What you are asked to do
Find the string "Forecast" in the data, then copy every line where it is found.

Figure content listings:
>> start
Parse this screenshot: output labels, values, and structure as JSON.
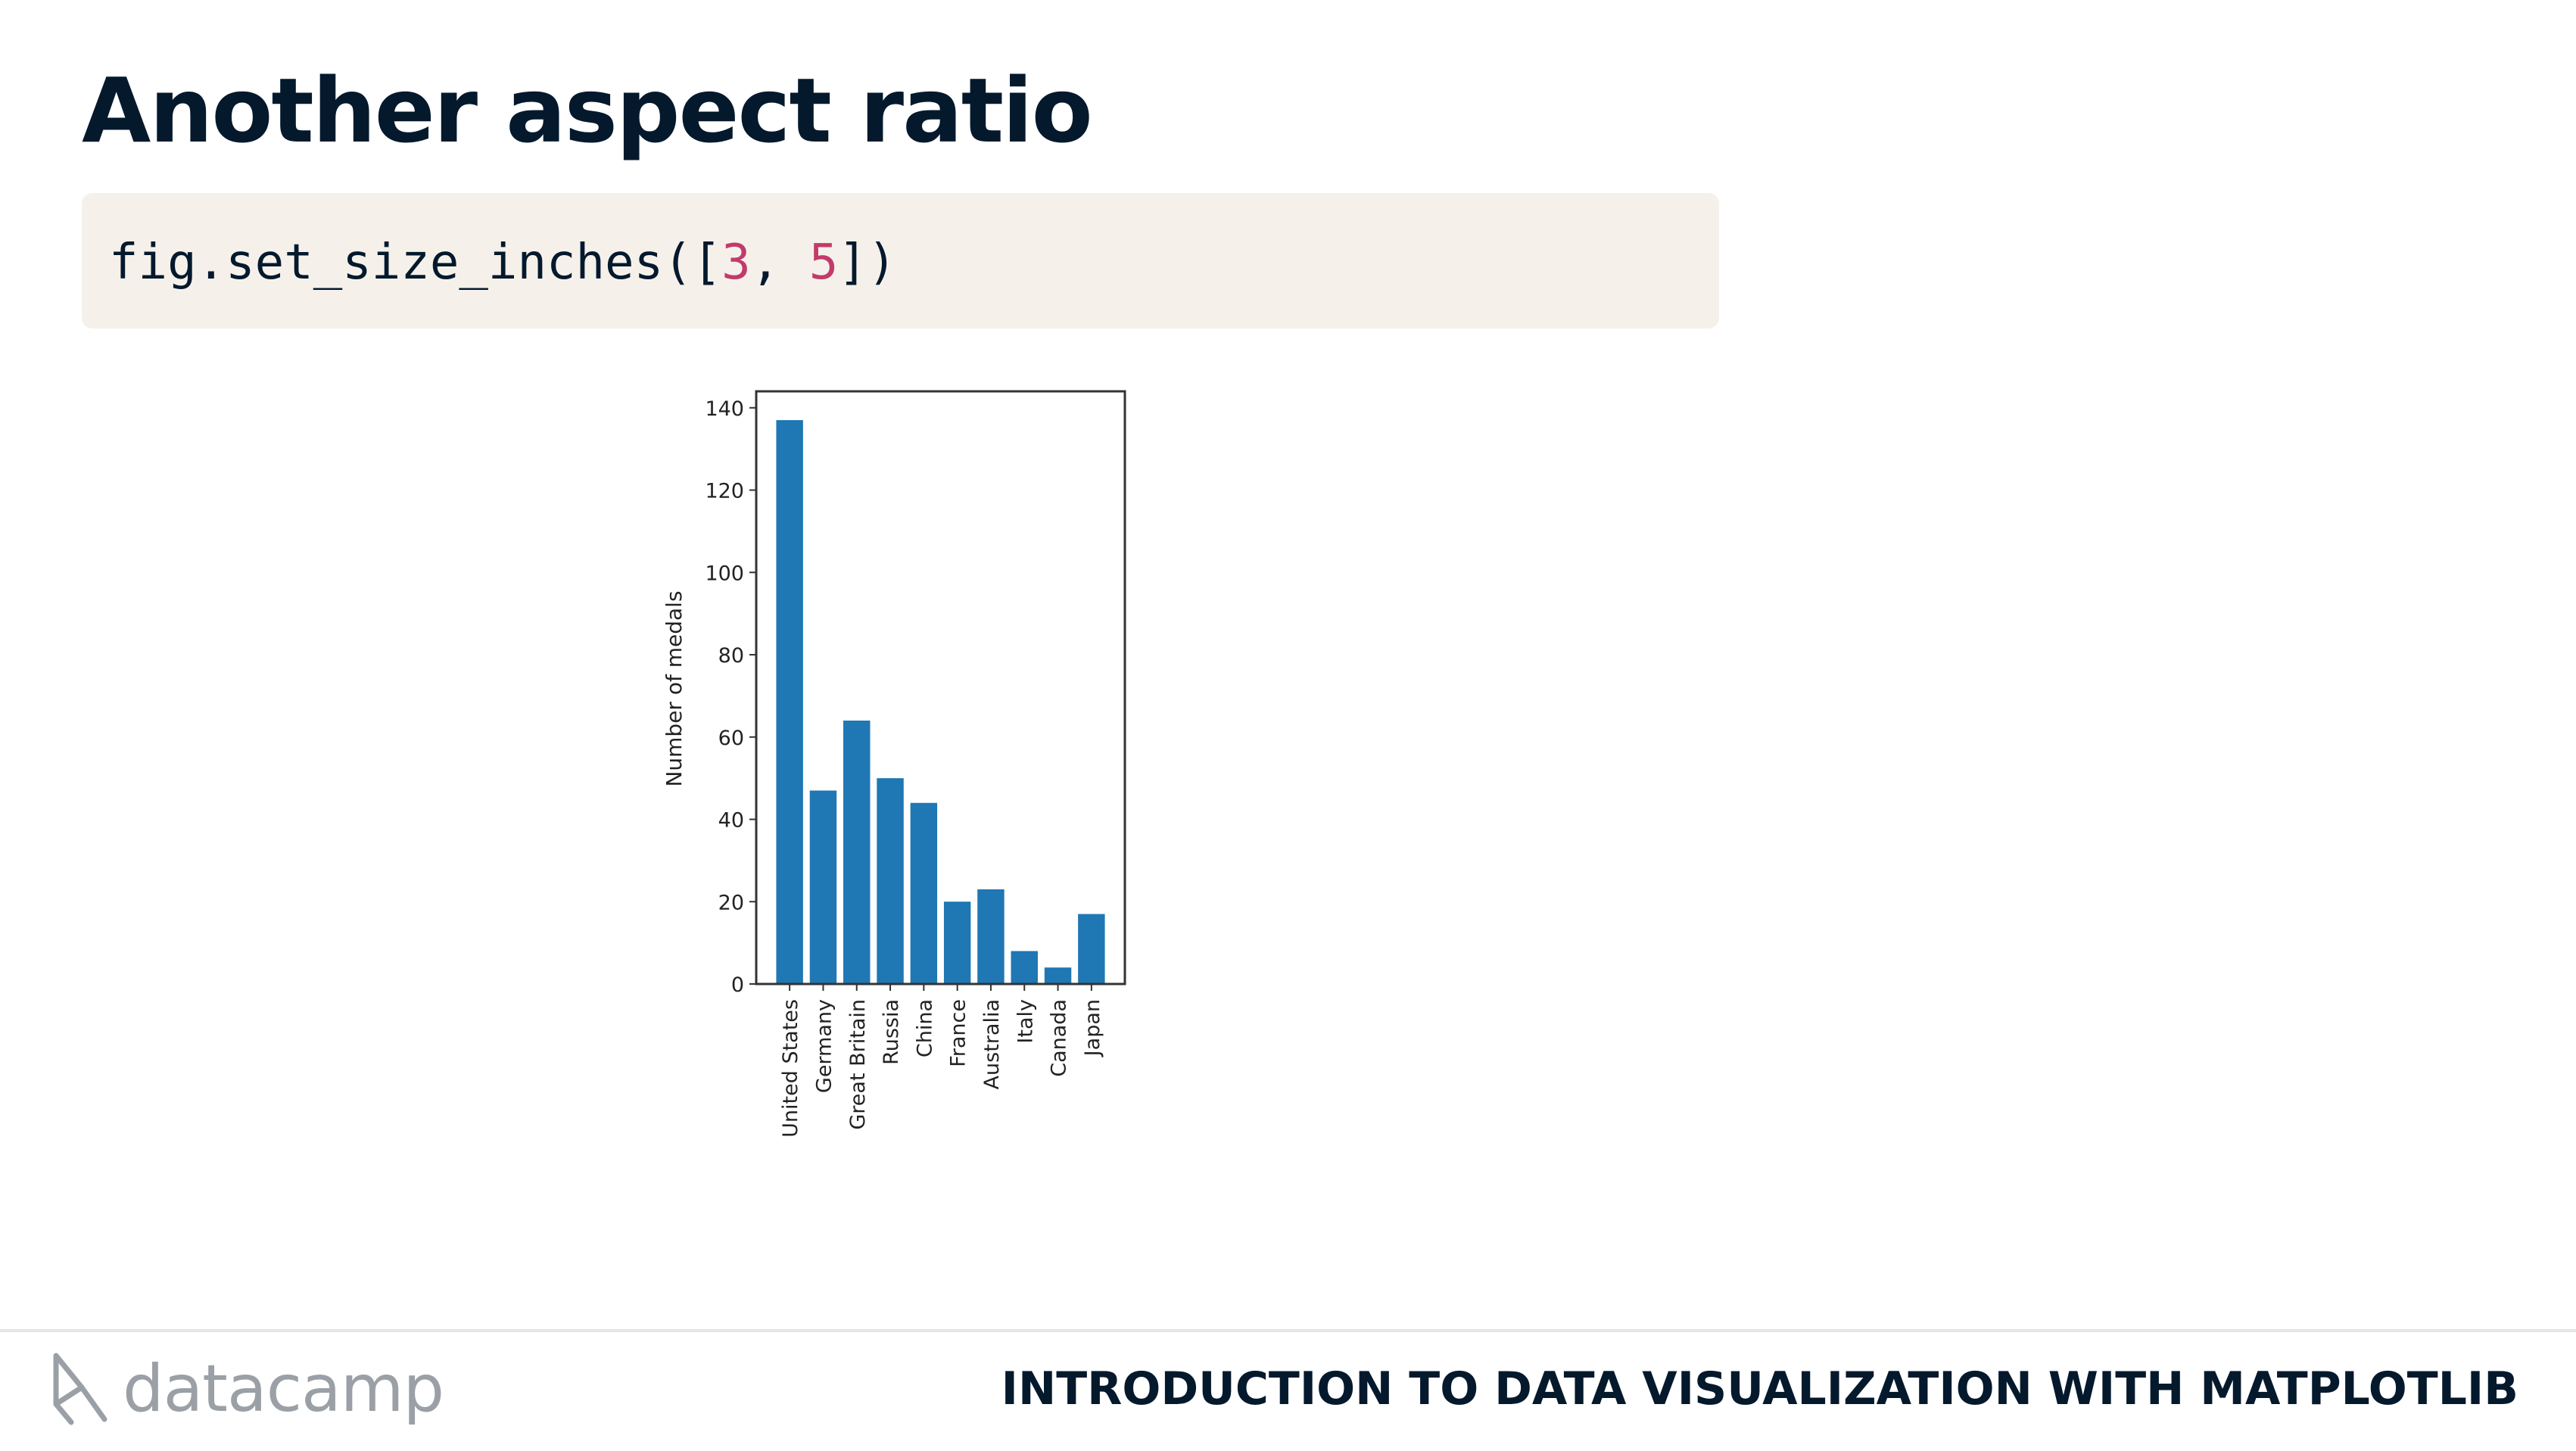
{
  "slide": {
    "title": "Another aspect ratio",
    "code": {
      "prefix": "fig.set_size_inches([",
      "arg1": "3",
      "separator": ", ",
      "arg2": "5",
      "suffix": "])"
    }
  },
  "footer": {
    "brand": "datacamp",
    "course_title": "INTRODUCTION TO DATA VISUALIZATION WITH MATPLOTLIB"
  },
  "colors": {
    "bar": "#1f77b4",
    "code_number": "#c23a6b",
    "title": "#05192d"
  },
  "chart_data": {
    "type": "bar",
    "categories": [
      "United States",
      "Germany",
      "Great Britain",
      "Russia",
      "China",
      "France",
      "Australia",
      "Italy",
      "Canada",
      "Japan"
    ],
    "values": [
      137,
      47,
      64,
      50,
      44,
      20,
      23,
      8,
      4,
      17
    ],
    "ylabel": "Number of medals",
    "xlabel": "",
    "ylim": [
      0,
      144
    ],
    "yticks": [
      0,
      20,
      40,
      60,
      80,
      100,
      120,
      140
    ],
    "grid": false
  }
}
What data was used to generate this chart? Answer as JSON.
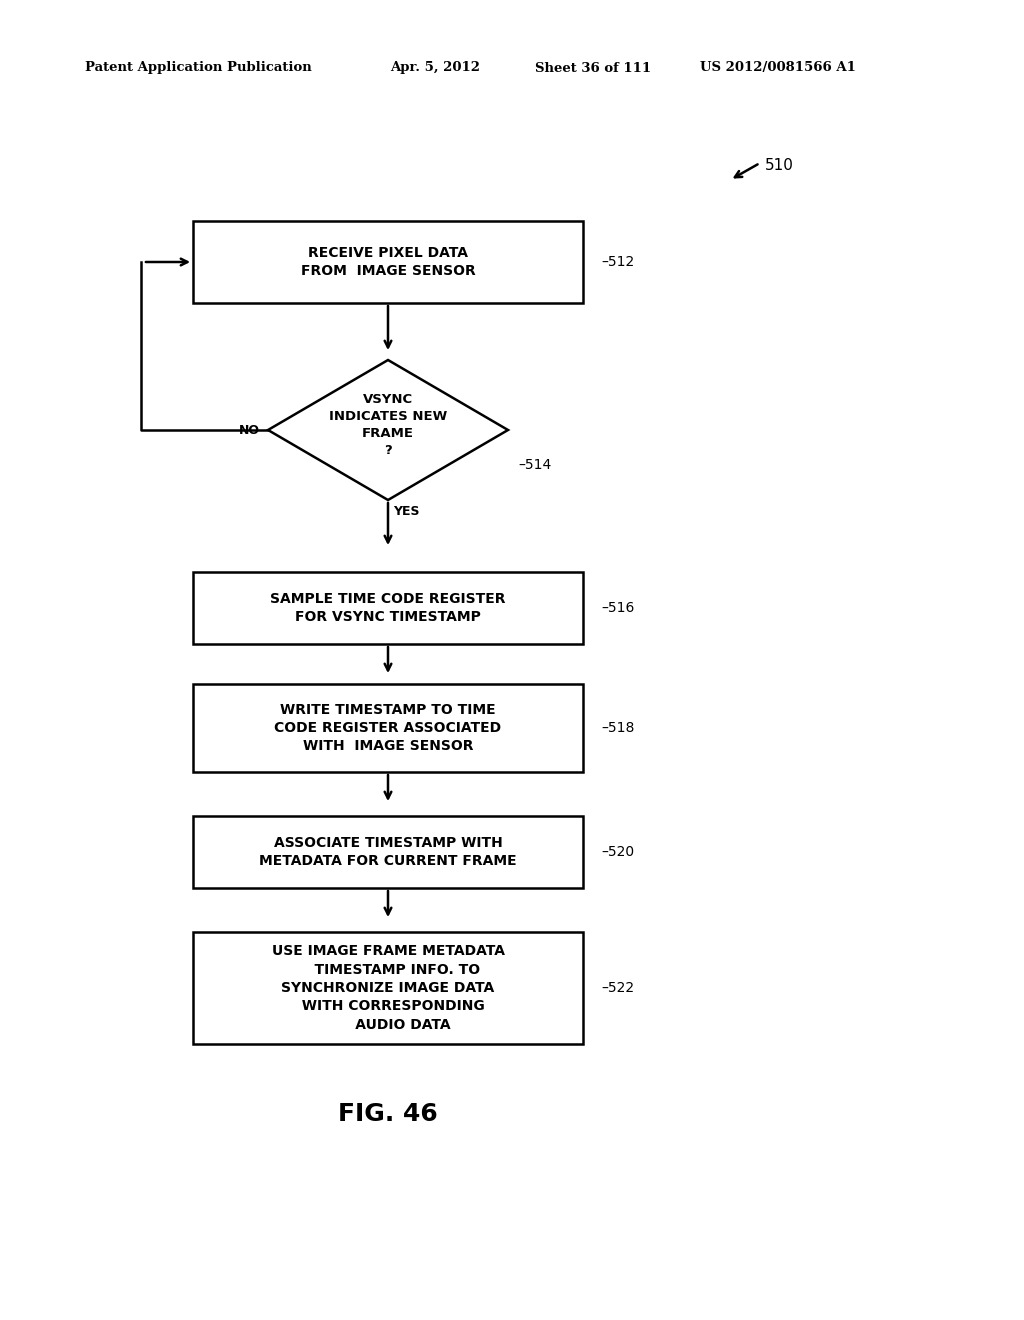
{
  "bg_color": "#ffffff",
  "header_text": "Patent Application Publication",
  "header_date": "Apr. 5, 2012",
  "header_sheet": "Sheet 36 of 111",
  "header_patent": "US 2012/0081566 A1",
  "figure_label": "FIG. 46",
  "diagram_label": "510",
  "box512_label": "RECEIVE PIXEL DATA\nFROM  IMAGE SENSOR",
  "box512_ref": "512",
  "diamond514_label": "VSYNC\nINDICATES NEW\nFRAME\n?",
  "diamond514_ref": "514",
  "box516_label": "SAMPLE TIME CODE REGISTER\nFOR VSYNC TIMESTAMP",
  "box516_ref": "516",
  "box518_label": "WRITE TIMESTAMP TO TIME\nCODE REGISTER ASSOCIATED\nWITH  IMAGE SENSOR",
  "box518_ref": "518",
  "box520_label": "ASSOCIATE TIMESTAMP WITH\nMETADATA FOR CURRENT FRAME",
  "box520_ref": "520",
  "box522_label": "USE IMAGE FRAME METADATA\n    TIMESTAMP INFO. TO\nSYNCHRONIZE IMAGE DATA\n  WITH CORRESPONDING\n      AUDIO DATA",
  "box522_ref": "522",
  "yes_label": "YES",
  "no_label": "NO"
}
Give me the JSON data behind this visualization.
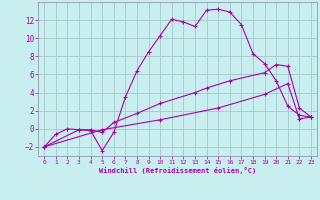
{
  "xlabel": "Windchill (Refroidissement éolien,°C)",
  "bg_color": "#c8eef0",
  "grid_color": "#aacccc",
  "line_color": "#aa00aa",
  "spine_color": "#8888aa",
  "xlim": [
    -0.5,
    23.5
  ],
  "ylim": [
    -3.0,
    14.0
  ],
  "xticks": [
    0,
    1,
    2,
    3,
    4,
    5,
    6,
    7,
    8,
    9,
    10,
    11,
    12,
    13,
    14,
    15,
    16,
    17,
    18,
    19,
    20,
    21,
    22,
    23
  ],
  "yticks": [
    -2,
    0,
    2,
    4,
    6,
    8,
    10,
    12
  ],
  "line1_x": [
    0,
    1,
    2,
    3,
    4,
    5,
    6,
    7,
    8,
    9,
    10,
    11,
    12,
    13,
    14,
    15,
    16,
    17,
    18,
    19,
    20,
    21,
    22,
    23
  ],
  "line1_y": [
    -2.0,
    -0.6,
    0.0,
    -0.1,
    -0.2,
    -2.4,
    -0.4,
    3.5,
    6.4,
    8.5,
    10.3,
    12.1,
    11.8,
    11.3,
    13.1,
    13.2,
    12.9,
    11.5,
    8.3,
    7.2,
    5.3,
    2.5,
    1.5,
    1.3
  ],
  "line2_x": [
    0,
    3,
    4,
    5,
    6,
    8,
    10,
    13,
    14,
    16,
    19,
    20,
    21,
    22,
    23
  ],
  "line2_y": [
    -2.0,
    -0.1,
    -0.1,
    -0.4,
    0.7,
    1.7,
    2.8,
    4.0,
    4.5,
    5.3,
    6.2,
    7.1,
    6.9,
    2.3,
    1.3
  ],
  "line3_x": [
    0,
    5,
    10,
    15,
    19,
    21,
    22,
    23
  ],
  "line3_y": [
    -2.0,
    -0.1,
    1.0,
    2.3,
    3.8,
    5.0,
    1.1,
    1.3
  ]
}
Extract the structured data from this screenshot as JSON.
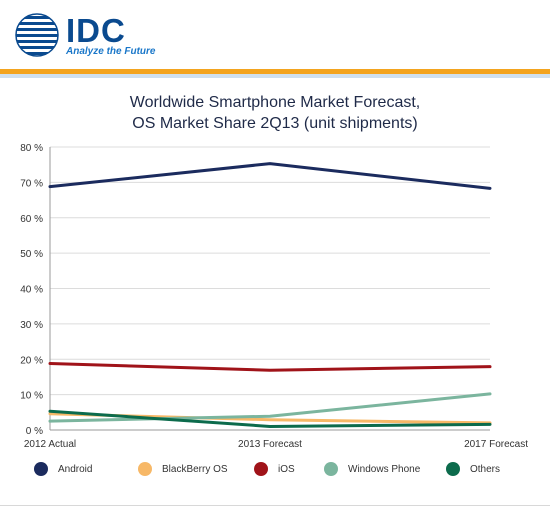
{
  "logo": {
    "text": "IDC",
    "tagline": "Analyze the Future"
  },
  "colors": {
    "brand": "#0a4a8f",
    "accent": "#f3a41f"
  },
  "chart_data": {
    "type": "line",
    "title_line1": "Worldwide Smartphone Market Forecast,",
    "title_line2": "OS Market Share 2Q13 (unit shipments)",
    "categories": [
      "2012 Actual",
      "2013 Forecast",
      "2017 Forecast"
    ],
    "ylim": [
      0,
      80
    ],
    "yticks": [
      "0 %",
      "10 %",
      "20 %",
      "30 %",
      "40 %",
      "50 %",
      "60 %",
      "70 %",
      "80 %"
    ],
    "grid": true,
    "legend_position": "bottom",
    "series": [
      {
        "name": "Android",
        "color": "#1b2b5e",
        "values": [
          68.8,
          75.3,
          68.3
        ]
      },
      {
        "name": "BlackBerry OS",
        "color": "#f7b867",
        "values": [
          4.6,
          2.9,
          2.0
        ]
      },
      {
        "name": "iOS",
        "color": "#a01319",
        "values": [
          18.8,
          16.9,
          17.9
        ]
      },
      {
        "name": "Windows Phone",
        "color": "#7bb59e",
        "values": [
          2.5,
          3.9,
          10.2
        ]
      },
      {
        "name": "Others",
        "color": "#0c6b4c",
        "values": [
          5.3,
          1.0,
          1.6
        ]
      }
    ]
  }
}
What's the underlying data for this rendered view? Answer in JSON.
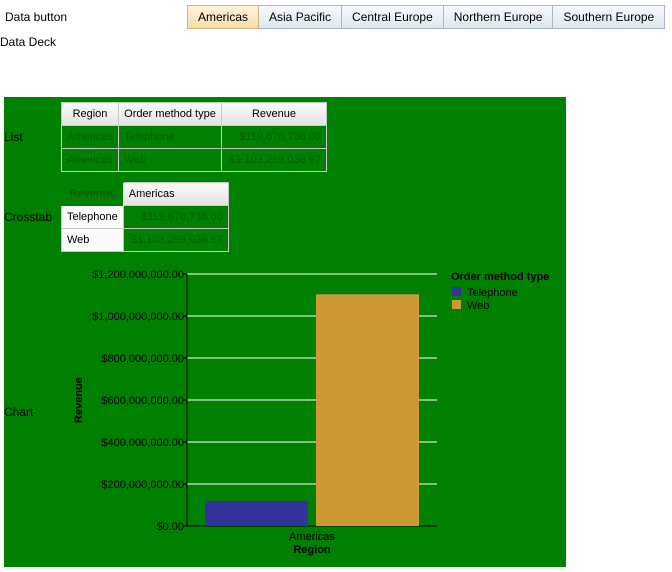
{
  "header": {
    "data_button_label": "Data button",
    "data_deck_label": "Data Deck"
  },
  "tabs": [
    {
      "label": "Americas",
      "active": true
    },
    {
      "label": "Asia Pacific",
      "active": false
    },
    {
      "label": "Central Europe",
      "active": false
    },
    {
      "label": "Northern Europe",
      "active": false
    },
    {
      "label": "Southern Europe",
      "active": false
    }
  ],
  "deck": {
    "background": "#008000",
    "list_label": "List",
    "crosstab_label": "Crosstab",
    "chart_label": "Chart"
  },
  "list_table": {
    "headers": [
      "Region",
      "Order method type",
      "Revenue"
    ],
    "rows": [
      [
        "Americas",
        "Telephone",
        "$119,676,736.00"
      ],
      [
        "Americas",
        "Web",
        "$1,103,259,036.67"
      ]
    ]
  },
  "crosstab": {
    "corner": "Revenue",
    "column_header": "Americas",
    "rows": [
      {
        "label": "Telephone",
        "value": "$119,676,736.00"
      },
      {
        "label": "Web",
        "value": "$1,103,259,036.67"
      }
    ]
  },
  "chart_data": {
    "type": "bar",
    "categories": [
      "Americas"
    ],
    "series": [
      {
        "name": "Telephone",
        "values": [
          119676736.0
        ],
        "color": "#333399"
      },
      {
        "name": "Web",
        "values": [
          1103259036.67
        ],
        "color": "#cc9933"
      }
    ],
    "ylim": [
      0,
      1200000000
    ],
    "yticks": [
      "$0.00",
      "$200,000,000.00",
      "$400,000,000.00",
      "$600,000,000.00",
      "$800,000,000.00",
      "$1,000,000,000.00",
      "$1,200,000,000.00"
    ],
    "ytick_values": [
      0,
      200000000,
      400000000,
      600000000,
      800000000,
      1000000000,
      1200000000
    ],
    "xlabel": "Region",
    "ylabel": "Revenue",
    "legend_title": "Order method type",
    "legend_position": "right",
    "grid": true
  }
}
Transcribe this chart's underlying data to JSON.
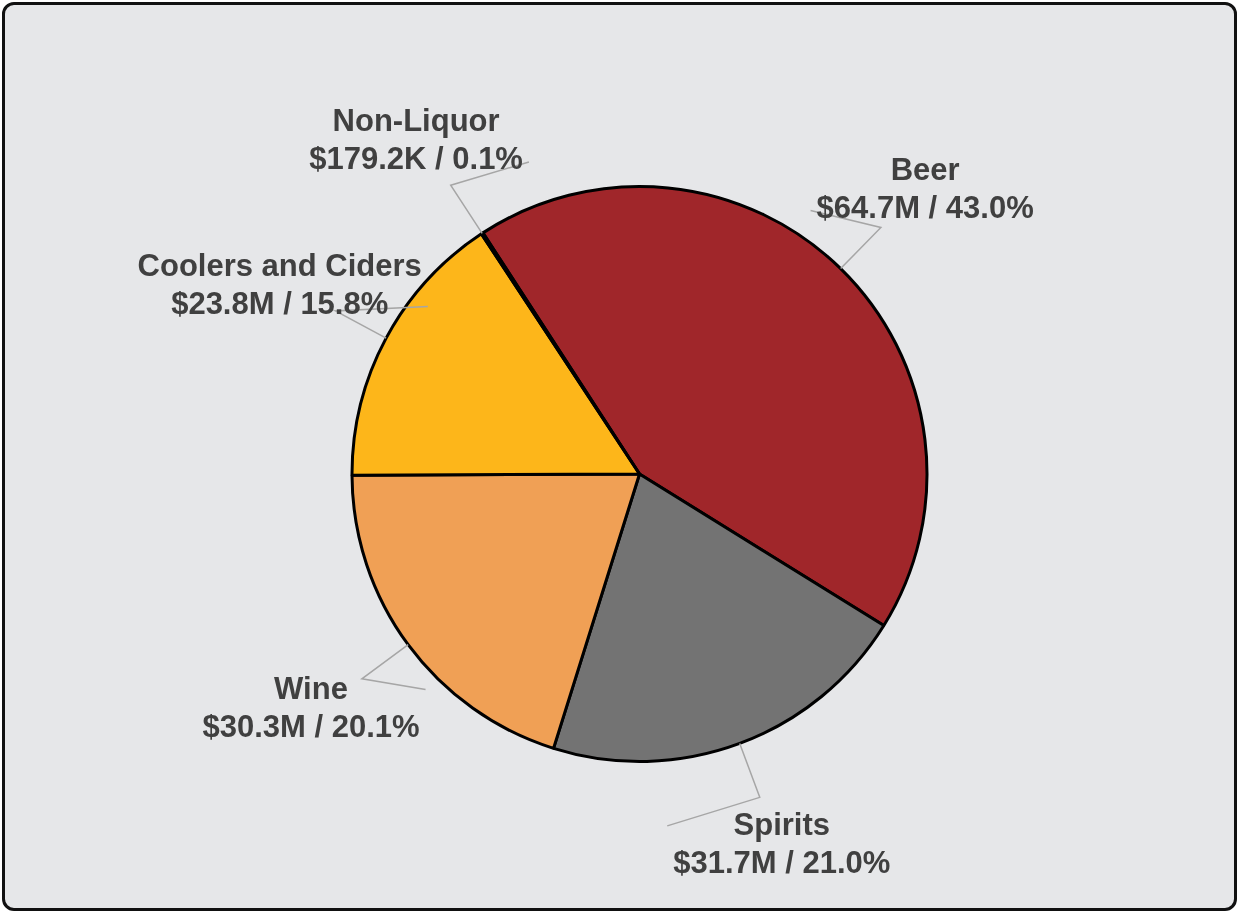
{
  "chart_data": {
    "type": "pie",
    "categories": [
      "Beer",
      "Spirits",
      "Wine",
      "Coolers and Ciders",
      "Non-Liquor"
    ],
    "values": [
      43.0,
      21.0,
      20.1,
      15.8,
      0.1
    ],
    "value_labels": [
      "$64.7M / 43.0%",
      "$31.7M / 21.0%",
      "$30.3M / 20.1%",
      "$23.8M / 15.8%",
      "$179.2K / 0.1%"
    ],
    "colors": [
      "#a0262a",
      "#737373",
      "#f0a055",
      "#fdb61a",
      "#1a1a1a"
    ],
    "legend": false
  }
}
>> end
Result below
    "title_line1": "Worldwide Smartphone Market Forecast,",
      "2013 Forecast",
      "2017 Forecast"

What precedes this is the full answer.